**STATED PROBLEM**
Copy out each line of the material below with no changes.
--- START OF DATA LINES ---
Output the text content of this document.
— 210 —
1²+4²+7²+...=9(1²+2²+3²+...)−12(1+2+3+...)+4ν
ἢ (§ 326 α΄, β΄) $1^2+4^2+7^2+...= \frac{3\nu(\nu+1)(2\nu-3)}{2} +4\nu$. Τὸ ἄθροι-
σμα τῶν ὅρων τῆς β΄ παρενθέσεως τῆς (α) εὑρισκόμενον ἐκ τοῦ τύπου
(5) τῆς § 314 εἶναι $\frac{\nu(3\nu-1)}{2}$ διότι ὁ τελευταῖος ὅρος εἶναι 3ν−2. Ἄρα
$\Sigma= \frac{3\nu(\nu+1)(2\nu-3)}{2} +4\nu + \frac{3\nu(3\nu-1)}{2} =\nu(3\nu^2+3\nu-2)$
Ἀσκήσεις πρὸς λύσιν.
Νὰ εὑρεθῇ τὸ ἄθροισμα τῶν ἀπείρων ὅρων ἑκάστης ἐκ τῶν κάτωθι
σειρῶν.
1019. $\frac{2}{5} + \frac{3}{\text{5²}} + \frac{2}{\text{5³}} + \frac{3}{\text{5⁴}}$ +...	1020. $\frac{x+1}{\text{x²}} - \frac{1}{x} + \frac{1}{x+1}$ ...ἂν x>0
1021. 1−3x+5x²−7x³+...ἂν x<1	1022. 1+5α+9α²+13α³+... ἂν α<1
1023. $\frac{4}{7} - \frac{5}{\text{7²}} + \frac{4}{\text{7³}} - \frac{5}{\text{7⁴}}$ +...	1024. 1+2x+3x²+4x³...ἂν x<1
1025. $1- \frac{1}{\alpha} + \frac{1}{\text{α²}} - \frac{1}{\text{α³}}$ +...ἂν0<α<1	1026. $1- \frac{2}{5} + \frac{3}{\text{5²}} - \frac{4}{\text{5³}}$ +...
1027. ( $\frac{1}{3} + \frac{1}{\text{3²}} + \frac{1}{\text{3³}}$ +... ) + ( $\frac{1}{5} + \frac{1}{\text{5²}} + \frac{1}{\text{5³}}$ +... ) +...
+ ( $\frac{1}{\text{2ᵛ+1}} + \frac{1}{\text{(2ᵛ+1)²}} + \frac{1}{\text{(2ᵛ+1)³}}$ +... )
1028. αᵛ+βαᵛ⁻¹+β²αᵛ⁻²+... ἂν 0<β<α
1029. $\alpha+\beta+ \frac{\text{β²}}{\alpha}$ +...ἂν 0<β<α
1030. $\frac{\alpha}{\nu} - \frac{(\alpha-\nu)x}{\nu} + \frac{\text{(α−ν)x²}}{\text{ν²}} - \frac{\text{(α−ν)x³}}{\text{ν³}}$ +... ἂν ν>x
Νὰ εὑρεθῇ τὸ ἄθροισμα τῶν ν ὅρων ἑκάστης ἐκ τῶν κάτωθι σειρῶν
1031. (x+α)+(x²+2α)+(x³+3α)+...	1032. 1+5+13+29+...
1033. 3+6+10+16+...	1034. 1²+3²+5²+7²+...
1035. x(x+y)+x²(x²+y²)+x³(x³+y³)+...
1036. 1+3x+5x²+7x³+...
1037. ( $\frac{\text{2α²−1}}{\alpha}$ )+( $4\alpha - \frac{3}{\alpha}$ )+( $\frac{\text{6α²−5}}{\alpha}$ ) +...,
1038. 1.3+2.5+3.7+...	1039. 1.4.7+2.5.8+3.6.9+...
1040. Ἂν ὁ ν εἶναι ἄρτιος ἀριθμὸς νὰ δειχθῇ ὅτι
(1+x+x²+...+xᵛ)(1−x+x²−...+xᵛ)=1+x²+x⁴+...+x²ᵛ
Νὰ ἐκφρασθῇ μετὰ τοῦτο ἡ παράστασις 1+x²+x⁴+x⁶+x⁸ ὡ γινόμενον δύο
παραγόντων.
--- END OF DATA LINES ---
**THE COMPLETED TASK**
Output the text content of this document.
— 210 —
1²+4²+7²+...=9(1²+2²+3²+...)−12(1+2+3+...)+4ν
ἢ (§ 326 α΄, β΄) $1^2+4^2+7^2+...= \frac{3\nu(\nu+1)(2\nu-3)}{2} +4\nu$. Τὸ ἄθροι-
σμα τῶν ὅρων τῆς β΄ παρενθέσεως τῆς (α) εὑρισκόμενον ἐκ τοῦ τύπου
(5) τῆς § 314 εἶναι $\frac{\nu(3\nu-1)}{2}$ διότι ὁ τελευταῖος ὅρος εἶναι 3ν−2. Ἄρα
$\Sigma= \frac{3\nu(\nu+1)(2\nu-3)}{2} +4\nu + \frac{3\nu(3\nu-1)}{2} =\nu(3\nu^2+3\nu-2)$
Ἀσκήσεις πρὸς λύσιν.
Νὰ εὑρεθῇ τὸ ἄθροισμα τῶν ἀπείρων ὅρων ἑκάστης ἐκ τῶν κάτωθι
σειρῶν.
1019. $\frac{2}{5} + \frac{3}{\text{5²}} + \frac{2}{\text{5³}} + \frac{3}{\text{5⁴}}$ +...	1020. $\frac{x+1}{\text{x²}} - \frac{1}{x} + \frac{1}{x+1}$ ...ἂν x>0
1021. 1−3x+5x²−7x³+...ἂν x<1	1022. 1+5α+9α²+13α³+... ἂν α<1
1023. $\frac{4}{7} - \frac{5}{\text{7²}} + \frac{4}{\text{7³}} - \frac{5}{\text{7⁴}}$ +...	1024. 1+2x+3x²+4x³...ἂν x<1
1025. $1- \frac{1}{\alpha} + \frac{1}{\text{α²}} - \frac{1}{\text{α³}}$ +...ἂν0<α<1	1026. $1- \frac{2}{5} + \frac{3}{\text{5²}} - \frac{4}{\text{5³}}$ +...
1027. ( $\frac{1}{3} + \frac{1}{\text{3²}} + \frac{1}{\text{3³}}$ +... ) + ( $\frac{1}{5} + \frac{1}{\text{5²}} + \frac{1}{\text{5³}}$ +... ) +...
+ ( $\frac{1}{\text{2ᵛ+1}} + \frac{1}{\text{(2ᵛ+1)²}} + \frac{1}{\text{(2ᵛ+1)³}}$ +... )
1028. αᵛ+βαᵛ⁻¹+β²αᵛ⁻²+... ἂν 0<β<α
1029. $\alpha+\beta+ \frac{\text{β²}}{\alpha}$ +...ἂν 0<β<α
1030. $\frac{\alpha}{\nu} - \frac{(\alpha-\nu)x}{\nu} + \frac{\text{(α−ν)x²}}{\text{ν²}} - \frac{\text{(α−ν)x³}}{\text{ν³}}$ +... ἂν ν>x
Νὰ εὑρεθῇ τὸ ἄθροισμα τῶν ν ὅρων ἑκάστης ἐκ τῶν κάτωθι σειρῶν
1031. (x+α)+(x²+2α)+(x³+3α)+...	1032. 1+5+13+29+...
1033. 3+6+10+16+...	1034. 1²+3²+5²+7²+...
1035. x(x+y)+x²(x²+y²)+x³(x³+y³)+...
1036. 1+3x+5x²+7x³+...
1037. ( $\frac{\text{2α²−1}}{\alpha}$ )+( $4\alpha - \frac{3}{\alpha}$ )+( $\frac{\text{6α²−5}}{\alpha}$ ) +...,
1038. 1.3+2.5+3.7+...	1039. 1.4.7+2.5.8+3.6.9+...
1040. Ἂν ὁ ν εἶναι ἄρτιος ἀριθμὸς νὰ δειχθῇ ὅτι
(1+x+x²+...+xᵛ)(1−x+x²−...+xᵛ)=1+x²+x⁴+...+x²ᵛ
Νὰ ἐκφρασθῇ μετὰ τοῦτο ἡ παράστασις 1+x²+x⁴+x⁶+x⁸ ὡ γινόμενον δύο
παραγόντων.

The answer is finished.